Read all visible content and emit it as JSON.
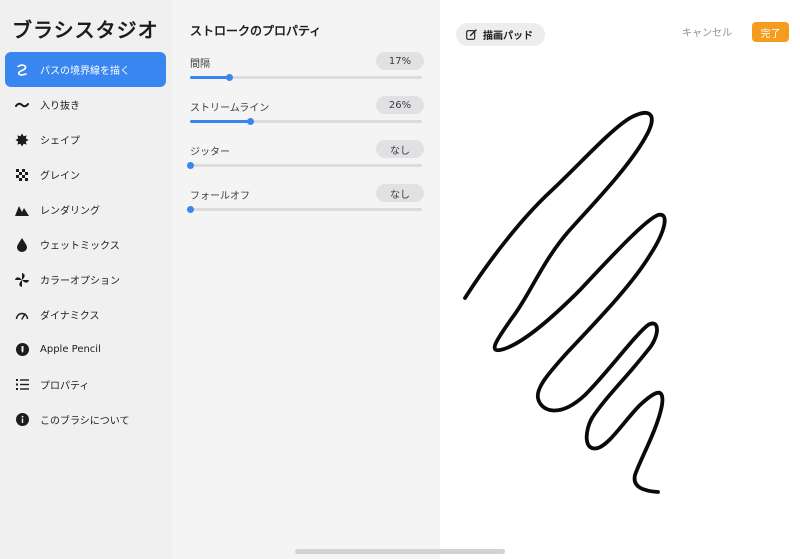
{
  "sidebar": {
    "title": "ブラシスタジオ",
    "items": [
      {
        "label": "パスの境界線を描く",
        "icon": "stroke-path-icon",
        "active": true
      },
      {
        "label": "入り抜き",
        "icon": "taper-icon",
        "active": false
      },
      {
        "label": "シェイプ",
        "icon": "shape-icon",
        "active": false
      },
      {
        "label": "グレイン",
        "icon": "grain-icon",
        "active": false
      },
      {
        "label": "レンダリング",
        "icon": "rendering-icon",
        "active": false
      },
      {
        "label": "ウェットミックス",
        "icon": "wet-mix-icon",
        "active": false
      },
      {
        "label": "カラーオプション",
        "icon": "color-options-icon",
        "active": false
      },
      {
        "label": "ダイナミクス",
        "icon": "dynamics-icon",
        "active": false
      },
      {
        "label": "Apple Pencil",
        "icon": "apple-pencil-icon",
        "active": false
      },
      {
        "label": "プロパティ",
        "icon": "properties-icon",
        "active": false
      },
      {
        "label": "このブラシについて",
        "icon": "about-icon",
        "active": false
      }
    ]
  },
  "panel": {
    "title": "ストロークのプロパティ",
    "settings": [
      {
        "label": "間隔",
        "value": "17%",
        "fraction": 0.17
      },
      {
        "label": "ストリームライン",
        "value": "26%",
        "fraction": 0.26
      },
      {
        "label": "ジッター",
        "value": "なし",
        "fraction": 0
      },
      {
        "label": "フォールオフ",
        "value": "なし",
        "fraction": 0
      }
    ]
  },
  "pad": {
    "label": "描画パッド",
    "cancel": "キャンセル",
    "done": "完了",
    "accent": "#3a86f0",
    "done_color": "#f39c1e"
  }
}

━━━━

__Directions for this task__
The material above must be printed exactly, with its pictures left out.

__Solution to this problem__
Read all visible content and emit it as JSON.
{
  "sidebar": {
    "title": "ブラシスタジオ",
    "items": [
      {
        "label": "パスの境界線を描く",
        "icon": "stroke-path-icon",
        "active": true
      },
      {
        "label": "入り抜き",
        "icon": "taper-icon",
        "active": false
      },
      {
        "label": "シェイプ",
        "icon": "shape-icon",
        "active": false
      },
      {
        "label": "グレイン",
        "icon": "grain-icon",
        "active": false
      },
      {
        "label": "レンダリング",
        "icon": "rendering-icon",
        "active": false
      },
      {
        "label": "ウェットミックス",
        "icon": "wet-mix-icon",
        "active": false
      },
      {
        "label": "カラーオプション",
        "icon": "color-options-icon",
        "active": false
      },
      {
        "label": "ダイナミクス",
        "icon": "dynamics-icon",
        "active": false
      },
      {
        "label": "Apple Pencil",
        "icon": "apple-pencil-icon",
        "active": false
      },
      {
        "label": "プロパティ",
        "icon": "properties-icon",
        "active": false
      },
      {
        "label": "このブラシについて",
        "icon": "about-icon",
        "active": false
      }
    ]
  },
  "panel": {
    "title": "ストロークのプロパティ",
    "settings": [
      {
        "label": "間隔",
        "value": "17%",
        "fraction": 0.17
      },
      {
        "label": "ストリームライン",
        "value": "26%",
        "fraction": 0.26
      },
      {
        "label": "ジッター",
        "value": "なし",
        "fraction": 0
      },
      {
        "label": "フォールオフ",
        "value": "なし",
        "fraction": 0
      }
    ]
  },
  "pad": {
    "label": "描画パッド",
    "cancel": "キャンセル",
    "done": "完了",
    "accent": "#3a86f0",
    "done_color": "#f39c1e"
  }
}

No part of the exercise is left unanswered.